[Figure content listings]
━━━━━━━━

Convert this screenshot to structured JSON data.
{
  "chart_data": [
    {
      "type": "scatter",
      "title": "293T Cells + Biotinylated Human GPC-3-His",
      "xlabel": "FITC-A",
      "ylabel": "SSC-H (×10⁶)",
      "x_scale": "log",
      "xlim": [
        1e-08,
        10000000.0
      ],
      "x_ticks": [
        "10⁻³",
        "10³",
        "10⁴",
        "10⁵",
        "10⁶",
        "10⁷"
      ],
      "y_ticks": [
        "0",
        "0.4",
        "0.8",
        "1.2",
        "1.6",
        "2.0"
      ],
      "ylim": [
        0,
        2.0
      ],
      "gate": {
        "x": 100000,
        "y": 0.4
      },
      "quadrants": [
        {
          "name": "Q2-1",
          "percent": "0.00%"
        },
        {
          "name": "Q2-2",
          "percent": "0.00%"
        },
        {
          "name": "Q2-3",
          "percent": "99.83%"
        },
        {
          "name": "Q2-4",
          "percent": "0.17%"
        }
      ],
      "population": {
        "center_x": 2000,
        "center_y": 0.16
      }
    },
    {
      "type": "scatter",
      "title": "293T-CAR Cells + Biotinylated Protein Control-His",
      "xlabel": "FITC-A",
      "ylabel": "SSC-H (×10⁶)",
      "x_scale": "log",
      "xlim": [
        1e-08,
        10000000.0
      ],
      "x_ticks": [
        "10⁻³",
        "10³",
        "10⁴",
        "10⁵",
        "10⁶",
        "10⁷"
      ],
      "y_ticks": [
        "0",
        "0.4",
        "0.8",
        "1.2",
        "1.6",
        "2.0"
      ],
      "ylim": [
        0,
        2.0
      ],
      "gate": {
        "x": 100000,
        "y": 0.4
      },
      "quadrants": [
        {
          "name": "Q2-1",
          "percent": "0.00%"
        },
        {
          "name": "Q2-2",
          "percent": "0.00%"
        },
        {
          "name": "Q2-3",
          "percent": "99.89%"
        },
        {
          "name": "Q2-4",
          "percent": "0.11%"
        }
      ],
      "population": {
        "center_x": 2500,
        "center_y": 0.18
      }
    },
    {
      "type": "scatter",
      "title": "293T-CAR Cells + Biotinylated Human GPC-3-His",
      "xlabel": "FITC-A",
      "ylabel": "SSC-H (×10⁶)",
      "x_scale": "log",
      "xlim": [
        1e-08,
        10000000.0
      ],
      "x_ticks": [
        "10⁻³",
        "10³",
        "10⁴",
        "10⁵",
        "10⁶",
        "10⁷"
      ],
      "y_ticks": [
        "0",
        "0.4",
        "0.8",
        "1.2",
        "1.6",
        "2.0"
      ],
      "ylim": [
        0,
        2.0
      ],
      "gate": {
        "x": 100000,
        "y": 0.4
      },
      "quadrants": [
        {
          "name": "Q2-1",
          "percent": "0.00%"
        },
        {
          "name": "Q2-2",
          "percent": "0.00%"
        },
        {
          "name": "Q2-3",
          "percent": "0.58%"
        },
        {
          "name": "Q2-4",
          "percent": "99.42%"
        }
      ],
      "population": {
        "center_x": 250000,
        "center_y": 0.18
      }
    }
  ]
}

━━━━━━━━

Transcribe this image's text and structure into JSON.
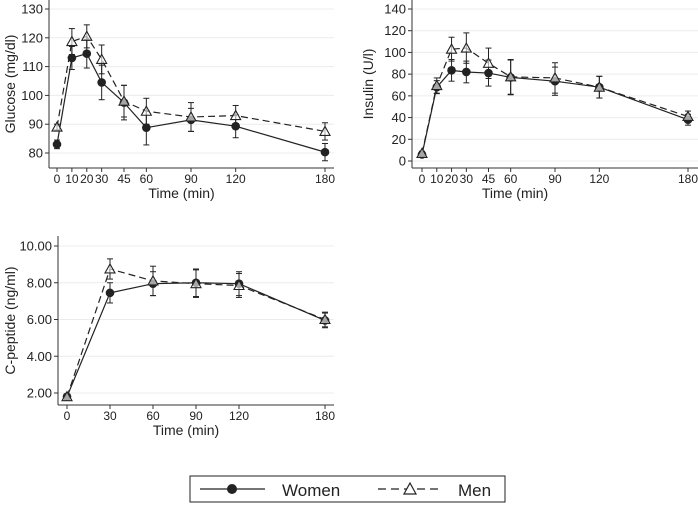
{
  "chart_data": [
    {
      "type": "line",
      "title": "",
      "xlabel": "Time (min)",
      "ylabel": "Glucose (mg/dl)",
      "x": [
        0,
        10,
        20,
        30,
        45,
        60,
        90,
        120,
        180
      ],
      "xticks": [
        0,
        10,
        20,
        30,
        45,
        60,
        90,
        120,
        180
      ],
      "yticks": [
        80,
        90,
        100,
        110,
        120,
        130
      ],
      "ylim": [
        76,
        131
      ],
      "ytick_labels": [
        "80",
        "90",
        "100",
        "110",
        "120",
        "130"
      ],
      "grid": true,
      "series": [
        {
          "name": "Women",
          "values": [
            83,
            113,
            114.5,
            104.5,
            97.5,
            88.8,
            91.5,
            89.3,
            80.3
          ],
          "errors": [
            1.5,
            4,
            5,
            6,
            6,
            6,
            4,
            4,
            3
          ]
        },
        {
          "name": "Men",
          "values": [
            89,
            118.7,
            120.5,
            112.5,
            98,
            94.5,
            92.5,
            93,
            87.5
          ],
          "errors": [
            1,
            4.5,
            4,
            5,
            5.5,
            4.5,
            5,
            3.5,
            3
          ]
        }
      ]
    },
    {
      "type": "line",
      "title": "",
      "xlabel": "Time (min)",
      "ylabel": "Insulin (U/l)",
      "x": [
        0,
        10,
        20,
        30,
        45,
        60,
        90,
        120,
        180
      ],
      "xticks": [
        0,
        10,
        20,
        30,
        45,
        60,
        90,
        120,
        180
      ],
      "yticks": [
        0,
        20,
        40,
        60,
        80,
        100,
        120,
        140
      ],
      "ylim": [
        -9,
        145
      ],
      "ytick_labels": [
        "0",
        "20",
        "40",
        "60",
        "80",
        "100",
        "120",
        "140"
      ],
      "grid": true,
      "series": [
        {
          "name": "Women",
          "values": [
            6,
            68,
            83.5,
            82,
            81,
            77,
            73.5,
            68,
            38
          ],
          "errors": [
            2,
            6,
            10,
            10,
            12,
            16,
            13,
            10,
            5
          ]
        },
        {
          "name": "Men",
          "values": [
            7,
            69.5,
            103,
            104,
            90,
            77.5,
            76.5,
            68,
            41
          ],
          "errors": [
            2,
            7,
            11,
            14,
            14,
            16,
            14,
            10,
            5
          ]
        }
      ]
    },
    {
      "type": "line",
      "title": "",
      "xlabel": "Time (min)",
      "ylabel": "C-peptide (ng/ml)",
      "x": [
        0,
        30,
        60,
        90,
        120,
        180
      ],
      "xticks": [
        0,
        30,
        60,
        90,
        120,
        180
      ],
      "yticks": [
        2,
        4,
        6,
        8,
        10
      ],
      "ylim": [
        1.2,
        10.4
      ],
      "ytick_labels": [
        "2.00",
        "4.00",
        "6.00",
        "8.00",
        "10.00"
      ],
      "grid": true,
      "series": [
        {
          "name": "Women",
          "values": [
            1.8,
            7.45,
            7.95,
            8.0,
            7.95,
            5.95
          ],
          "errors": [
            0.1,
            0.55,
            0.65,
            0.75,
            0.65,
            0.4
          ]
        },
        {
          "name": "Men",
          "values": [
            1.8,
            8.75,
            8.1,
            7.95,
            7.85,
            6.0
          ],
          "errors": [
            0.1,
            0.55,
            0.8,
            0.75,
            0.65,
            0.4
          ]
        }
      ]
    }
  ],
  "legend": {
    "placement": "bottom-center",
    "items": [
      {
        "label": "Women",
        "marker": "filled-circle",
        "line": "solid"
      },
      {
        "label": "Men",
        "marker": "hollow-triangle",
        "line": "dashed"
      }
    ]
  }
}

━━━━━━━━

- [ACTION ITEM] Copy each line from the data that features the string "this".

- [TASK OUTPUT]
Convert this screenshot to structured JSON data.
Transcribe this image's text and structure into JSON.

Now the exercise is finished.